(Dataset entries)
◇ ◇ ◇ ◇

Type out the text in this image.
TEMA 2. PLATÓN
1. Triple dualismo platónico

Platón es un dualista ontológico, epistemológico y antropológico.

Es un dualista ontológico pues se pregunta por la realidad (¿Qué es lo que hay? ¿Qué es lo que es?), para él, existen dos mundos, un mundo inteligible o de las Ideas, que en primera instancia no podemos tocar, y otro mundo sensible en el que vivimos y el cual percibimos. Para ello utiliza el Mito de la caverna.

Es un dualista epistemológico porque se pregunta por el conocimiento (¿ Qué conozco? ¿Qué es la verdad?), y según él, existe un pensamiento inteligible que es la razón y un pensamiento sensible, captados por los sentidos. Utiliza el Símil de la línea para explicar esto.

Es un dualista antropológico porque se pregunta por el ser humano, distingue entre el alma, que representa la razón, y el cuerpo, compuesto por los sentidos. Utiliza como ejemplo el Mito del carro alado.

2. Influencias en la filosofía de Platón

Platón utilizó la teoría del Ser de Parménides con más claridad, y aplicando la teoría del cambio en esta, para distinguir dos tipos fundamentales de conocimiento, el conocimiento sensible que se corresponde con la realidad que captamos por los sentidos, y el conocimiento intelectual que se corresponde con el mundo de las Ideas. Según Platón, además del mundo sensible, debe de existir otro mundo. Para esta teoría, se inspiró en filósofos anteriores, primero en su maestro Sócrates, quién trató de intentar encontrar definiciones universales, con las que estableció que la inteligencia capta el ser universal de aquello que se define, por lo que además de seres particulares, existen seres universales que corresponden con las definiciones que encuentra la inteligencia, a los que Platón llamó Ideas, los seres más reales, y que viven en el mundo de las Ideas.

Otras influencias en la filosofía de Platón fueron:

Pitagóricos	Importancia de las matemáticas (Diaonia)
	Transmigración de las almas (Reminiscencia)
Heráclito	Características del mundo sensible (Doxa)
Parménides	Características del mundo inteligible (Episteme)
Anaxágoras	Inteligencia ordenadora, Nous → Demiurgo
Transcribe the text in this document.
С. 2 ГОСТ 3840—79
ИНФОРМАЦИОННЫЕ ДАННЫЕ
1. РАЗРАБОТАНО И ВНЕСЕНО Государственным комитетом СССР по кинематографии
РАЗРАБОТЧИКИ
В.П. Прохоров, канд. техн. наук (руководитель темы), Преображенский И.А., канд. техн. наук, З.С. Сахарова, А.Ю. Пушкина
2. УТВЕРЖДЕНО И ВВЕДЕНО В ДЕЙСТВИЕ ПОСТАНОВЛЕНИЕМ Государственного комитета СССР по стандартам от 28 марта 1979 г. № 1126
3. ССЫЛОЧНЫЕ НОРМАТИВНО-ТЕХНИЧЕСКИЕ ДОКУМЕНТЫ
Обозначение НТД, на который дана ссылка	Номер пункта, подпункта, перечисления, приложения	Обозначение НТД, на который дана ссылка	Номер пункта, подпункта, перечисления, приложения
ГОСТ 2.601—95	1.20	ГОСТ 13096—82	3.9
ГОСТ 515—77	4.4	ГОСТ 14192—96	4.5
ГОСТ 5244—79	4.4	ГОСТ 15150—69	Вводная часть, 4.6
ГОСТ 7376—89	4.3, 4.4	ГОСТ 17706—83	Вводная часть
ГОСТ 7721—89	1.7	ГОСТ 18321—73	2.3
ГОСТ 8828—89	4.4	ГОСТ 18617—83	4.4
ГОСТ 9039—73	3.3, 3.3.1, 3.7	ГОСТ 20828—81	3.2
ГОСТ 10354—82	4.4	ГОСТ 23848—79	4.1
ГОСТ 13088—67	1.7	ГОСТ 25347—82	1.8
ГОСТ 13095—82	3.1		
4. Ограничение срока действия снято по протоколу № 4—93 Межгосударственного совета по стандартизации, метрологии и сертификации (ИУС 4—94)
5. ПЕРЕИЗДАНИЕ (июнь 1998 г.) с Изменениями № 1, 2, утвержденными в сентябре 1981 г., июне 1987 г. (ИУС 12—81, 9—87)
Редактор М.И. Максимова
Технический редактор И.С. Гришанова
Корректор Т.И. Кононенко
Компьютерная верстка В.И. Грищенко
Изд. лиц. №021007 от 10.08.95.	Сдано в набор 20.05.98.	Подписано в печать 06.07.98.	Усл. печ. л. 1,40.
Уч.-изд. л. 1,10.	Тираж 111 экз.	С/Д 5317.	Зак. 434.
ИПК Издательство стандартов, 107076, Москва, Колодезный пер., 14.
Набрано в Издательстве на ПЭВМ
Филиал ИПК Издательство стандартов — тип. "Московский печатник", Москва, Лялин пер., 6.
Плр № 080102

◇ ◇ ◇ ◇

- [SET TASK]: From the listing above, copy every line that includes the word "this".

- [SOLUTION TO THE PROBLEM]:
Type out the text in this image.
Transcribe the text in this document.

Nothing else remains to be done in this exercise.